Exercise objective |
Repeat every record below exactly, omitting any pictures.

[Lines of data]
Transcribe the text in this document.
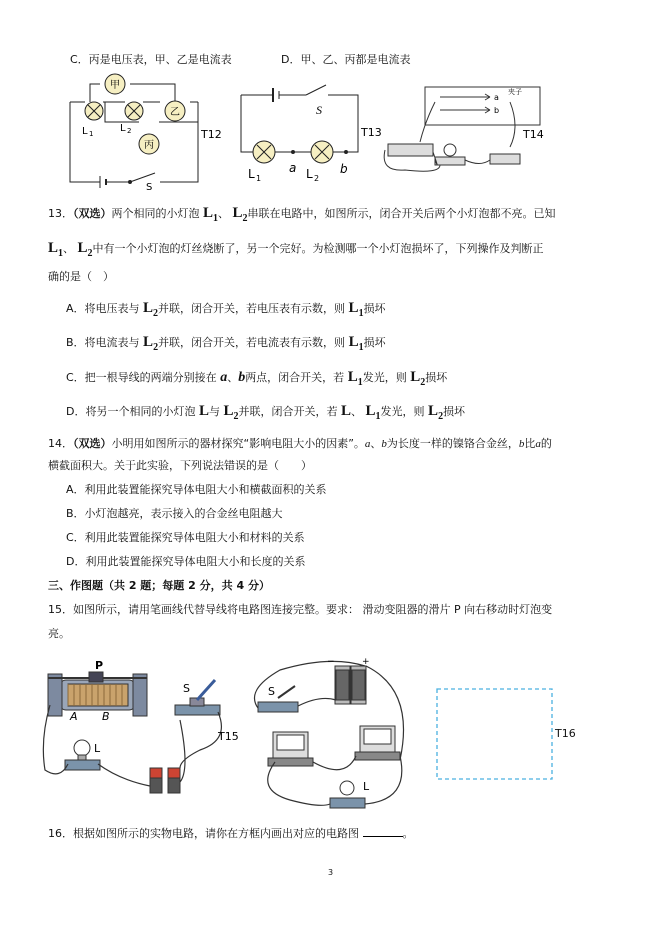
C．丙是电压表，甲、乙是电流表	D．甲、乙、丙都是电流表
甲
乙
丙
L 1	L 2
S
T12
S
a	b
L 1	L 2
T13
a
b
夹子
T14
13．（双选）两个相同的小灯泡 $L_1$、 $L_2$串联在电路中，如图所示，闭合开关后两个小灯泡都不亮。已知
$L_1$、 $L_2$中有一个小灯泡的灯丝烧断了，另一个完好。为检测哪一个小灯泡损坏了，下列操作及判断正
确的是（　）
A．将电压表与 $L_2$并联，闭合开关，若电压表有示数，则 $L_1$损坏
B．将电流表与 $L_2$并联，闭合开关，若电流表有示数，则 $L_1$损坏
C．把一根导线的两端分别接在 a、b两点，闭合开关，若 $L_1$发光，则 $L_2$损坏
D．将另一个相同的小灯泡 L与 $L_2$并联，闭合开关，若 L、 $L_1$发光，则 $L_2$损坏
14．（双选）小明用如图所示的器材探究“影响电阻大小的因素”。a、b为长度一样的镍铬合金丝，b比a的
横截面积大。关于此实验，下列说法错误的是（　　）
A．利用此装置能探究导体电阻大小和横截面积的关系
B．小灯泡越亮，表示接入的合金丝电阻越大
C．利用此装置能探究导体电阻大小和材料的关系
D．利用此装置能探究导体电阻大小和长度的关系
三、作图题（共 2 题；每题 2 分，共 4 分）
15．如图所示，请用笔画线代替导线将电路图连接完整。要求： 滑动变阻器的滑片 P 向右移动时灯泡变
亮。
P
A B
S
L
T15
S
L
−	+
T16
16．根据如图所示的实物电路，请你在方框内画出对应的电路图	。
3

Final result |
Transcribe the text in this document.
C．丙是电压表，甲、乙是电流表	D．甲、乙、丙都是电流表
甲
乙
丙
L 1	L 2
S
T12
S
a	b
L 1	L 2
T13
a
b
夹子
T14
13．（双选）两个相同的小灯泡 $L_1$、 $L_2$串联在电路中，如图所示，闭合开关后两个小灯泡都不亮。已知
$L_1$、 $L_2$中有一个小灯泡的灯丝烧断了，另一个完好。为检测哪一个小灯泡损坏了，下列操作及判断正
确的是（　）
A．将电压表与 $L_2$并联，闭合开关，若电压表有示数，则 $L_1$损坏
B．将电流表与 $L_2$并联，闭合开关，若电流表有示数，则 $L_1$损坏
C．把一根导线的两端分别接在 a、b两点，闭合开关，若 $L_1$发光，则 $L_2$损坏
D．将另一个相同的小灯泡 L与 $L_2$并联，闭合开关，若 L、 $L_1$发光，则 $L_2$损坏
14．（双选）小明用如图所示的器材探究“影响电阻大小的因素”。a、b为长度一样的镍铬合金丝，b比a的
横截面积大。关于此实验，下列说法错误的是（　　）
A．利用此装置能探究导体电阻大小和横截面积的关系
B．小灯泡越亮，表示接入的合金丝电阻越大
C．利用此装置能探究导体电阻大小和材料的关系
D．利用此装置能探究导体电阻大小和长度的关系
三、作图题（共 2 题；每题 2 分，共 4 分）
15．如图所示，请用笔画线代替导线将电路图连接完整。要求： 滑动变阻器的滑片 P 向右移动时灯泡变
亮。
P
A B
S
L
T15
S
L
−	+
T16
16．根据如图所示的实物电路，请你在方框内画出对应的电路图	。
3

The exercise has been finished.